**Data items:**
::::

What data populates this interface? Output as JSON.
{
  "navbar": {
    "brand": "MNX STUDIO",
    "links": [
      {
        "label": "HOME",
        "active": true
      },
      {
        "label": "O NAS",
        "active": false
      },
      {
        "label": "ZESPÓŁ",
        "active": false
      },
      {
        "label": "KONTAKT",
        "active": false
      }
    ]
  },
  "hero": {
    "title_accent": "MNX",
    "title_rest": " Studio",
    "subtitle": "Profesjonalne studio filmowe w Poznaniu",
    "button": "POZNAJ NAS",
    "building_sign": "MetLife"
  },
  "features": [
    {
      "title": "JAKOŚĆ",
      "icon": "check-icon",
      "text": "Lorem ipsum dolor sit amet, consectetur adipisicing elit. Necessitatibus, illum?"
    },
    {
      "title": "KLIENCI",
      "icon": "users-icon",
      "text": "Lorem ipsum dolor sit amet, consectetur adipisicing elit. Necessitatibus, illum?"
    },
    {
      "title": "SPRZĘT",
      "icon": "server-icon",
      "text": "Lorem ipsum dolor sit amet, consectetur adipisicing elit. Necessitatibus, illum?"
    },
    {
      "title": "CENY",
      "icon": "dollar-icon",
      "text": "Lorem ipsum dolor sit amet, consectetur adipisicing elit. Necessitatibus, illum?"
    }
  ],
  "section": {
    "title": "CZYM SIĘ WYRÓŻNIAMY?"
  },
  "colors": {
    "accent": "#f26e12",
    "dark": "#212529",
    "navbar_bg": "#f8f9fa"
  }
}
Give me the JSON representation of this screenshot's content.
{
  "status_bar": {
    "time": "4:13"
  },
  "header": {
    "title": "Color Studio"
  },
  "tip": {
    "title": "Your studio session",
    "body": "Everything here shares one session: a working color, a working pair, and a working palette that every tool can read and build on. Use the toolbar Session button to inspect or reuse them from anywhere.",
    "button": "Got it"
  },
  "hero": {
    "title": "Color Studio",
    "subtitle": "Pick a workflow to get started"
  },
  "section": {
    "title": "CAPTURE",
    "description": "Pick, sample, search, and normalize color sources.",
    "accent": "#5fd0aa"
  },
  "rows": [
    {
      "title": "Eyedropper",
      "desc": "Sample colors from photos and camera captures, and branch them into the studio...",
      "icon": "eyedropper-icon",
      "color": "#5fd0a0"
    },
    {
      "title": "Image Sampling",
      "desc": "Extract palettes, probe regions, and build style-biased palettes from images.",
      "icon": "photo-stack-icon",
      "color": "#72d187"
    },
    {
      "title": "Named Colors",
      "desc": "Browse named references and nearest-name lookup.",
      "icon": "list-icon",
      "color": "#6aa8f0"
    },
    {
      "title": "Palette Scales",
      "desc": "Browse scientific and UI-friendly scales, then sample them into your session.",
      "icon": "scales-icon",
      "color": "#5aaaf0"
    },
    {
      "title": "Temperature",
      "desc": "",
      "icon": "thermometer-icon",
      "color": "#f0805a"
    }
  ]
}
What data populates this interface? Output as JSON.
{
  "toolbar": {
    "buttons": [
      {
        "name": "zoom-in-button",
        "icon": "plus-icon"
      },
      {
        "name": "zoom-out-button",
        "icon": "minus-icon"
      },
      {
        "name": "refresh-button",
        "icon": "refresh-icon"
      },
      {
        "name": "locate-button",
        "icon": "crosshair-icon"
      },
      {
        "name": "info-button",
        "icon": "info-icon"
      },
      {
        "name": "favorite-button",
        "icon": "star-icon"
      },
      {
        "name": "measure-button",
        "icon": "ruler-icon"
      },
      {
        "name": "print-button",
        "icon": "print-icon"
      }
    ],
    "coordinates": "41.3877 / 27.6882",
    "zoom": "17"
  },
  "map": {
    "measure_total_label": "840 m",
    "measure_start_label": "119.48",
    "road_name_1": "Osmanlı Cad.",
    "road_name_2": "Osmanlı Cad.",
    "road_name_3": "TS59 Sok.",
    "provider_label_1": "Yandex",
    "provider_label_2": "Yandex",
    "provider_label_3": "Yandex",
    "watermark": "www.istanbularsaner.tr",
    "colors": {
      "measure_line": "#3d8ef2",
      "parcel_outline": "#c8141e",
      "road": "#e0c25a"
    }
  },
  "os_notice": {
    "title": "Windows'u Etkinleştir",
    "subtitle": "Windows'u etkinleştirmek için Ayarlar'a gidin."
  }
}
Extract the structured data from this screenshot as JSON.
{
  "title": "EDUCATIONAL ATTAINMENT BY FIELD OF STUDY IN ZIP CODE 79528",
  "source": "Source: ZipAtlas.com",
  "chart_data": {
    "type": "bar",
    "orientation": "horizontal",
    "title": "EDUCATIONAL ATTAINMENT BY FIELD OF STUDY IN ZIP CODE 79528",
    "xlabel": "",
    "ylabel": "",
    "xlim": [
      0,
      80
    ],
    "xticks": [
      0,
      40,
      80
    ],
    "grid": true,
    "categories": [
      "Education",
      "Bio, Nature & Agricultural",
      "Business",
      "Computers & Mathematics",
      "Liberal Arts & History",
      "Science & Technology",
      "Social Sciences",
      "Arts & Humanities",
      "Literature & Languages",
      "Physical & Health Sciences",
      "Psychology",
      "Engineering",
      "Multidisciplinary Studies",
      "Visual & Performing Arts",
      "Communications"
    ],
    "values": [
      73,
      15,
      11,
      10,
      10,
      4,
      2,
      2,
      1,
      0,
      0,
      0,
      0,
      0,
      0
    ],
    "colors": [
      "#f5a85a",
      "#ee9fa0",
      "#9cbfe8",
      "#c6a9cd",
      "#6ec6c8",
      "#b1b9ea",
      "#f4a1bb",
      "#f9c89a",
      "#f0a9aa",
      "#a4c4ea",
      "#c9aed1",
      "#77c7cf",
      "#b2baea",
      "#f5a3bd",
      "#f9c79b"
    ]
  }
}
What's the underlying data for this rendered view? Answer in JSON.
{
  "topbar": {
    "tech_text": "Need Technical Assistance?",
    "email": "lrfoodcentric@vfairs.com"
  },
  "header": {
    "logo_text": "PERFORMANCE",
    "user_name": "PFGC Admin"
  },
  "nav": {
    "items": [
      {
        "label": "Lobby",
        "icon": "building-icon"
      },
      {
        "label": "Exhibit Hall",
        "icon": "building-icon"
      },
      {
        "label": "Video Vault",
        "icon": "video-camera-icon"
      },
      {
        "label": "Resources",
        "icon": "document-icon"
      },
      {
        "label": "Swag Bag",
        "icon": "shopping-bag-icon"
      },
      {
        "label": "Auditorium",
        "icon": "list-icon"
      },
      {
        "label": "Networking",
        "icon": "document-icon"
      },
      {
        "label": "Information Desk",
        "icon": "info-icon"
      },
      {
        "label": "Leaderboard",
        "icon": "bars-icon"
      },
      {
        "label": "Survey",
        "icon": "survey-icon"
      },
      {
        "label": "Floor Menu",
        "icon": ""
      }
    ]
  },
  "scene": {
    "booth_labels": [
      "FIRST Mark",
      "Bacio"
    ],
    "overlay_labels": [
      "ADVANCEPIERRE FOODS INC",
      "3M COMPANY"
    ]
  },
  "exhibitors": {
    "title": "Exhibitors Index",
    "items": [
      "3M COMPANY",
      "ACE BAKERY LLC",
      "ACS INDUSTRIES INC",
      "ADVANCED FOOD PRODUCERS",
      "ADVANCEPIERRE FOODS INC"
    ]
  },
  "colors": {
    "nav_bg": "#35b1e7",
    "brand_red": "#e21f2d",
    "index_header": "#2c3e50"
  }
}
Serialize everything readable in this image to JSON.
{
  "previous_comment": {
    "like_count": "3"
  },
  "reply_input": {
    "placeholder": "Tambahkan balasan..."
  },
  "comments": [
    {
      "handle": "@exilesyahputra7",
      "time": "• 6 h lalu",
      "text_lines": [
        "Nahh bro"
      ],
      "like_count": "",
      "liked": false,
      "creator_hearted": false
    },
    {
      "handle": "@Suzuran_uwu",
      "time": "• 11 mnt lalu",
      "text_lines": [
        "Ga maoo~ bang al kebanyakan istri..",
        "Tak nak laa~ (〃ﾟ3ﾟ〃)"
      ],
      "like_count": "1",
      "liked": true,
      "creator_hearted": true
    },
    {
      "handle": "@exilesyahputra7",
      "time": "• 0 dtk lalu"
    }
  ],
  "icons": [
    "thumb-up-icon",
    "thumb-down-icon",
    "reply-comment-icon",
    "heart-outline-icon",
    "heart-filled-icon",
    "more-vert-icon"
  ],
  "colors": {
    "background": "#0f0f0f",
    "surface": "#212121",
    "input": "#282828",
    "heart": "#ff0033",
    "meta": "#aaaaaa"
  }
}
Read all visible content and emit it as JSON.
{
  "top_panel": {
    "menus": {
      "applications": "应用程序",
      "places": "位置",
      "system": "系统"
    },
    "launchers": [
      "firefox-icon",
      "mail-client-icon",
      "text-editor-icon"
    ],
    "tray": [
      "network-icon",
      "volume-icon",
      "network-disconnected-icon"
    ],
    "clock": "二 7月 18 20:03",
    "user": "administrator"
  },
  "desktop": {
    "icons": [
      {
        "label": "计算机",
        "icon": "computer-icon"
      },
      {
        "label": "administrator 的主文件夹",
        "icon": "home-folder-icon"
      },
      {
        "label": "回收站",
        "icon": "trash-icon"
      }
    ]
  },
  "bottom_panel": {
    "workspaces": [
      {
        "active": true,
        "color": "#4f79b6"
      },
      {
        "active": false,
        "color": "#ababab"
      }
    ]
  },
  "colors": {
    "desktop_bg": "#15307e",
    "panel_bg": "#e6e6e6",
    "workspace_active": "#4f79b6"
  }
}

::::

**WHAT TO WORK ON:**
Going through the entries above line by line, work out how many lines include the word "Yandex". Only the number is required.

**RESPONSE BELOW:**
3